● **Work instructions**:
Find each line with the string "ylabel" and report it.

[start of Information given]

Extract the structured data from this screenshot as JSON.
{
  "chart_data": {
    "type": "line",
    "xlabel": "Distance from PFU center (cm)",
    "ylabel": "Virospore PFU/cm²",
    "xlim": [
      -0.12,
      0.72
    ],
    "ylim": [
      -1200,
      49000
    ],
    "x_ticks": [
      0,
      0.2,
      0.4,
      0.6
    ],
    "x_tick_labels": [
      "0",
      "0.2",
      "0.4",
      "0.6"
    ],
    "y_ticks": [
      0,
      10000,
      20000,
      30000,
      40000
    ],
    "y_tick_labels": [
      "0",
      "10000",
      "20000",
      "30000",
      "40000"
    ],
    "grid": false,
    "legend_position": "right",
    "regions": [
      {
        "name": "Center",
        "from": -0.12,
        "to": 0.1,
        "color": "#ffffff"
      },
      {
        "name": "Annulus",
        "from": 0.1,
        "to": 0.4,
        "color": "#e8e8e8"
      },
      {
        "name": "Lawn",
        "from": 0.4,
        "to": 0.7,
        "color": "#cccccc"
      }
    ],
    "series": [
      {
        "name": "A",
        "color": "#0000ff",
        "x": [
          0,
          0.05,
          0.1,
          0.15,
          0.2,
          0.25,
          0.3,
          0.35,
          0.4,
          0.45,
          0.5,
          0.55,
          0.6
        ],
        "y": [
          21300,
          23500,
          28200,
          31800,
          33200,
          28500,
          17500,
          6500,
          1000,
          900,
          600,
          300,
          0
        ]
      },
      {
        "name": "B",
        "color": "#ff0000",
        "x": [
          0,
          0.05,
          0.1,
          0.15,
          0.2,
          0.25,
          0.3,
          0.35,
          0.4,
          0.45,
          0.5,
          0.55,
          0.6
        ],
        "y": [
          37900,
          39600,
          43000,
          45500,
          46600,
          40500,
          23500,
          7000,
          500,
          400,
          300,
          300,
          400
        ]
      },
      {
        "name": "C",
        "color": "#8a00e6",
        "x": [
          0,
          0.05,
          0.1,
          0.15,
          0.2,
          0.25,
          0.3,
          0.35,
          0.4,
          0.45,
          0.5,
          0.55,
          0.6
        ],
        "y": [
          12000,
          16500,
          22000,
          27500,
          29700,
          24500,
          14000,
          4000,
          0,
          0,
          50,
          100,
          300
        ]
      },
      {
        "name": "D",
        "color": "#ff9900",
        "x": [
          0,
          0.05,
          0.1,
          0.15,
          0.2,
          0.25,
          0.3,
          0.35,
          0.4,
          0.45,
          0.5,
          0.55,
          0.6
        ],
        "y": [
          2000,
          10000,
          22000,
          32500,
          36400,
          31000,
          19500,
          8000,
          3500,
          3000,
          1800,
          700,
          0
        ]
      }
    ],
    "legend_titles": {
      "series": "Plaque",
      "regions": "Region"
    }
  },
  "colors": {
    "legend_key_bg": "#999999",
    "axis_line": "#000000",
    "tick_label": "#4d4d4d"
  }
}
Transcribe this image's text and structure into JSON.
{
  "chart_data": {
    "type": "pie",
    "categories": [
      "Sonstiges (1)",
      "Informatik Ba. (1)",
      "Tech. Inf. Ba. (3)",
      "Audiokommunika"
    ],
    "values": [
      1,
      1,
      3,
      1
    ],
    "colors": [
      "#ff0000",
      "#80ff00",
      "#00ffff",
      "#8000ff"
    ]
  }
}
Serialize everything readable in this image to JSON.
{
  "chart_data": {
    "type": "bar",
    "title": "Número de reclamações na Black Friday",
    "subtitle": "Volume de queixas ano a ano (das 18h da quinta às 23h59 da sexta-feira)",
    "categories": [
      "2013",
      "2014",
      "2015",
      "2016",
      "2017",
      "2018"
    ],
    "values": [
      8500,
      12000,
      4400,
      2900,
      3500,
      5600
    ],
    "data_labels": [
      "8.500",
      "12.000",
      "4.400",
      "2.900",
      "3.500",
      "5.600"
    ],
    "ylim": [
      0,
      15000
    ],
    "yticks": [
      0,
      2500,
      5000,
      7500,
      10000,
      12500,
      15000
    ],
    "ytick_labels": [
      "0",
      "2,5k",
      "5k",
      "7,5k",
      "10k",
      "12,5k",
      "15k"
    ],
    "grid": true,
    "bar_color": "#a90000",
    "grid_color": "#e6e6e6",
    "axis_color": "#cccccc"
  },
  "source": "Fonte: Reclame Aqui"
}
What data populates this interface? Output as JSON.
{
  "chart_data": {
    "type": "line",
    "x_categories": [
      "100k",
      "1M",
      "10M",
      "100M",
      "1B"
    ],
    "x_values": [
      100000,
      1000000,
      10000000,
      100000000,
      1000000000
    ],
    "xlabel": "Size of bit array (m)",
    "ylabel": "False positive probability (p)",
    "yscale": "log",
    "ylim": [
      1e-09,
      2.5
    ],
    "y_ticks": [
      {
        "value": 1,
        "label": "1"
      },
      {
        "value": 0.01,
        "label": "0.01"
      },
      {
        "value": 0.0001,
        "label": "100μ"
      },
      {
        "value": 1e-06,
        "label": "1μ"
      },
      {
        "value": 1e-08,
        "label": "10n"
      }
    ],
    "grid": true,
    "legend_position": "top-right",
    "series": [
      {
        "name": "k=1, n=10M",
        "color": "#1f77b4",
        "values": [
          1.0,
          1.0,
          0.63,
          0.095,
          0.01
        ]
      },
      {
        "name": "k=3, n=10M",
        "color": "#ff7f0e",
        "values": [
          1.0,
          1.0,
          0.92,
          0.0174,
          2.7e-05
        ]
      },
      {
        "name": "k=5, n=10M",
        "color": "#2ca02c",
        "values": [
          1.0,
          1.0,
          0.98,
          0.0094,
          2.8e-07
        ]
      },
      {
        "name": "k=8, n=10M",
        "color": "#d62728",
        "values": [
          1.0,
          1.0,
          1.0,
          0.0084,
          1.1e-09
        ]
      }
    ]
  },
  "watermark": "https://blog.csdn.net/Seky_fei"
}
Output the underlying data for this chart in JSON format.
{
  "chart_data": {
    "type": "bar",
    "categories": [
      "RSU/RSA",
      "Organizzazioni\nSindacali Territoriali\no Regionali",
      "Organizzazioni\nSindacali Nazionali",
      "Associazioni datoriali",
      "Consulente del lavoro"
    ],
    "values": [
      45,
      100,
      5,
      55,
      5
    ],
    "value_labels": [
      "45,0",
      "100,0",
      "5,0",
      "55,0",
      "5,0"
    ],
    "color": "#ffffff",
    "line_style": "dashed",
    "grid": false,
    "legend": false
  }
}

[end of Information given]

● **Answer to the problem**:
    "ylabel": "Virospore PFU/cm²",
    "ylabel": "False positive probability (p)",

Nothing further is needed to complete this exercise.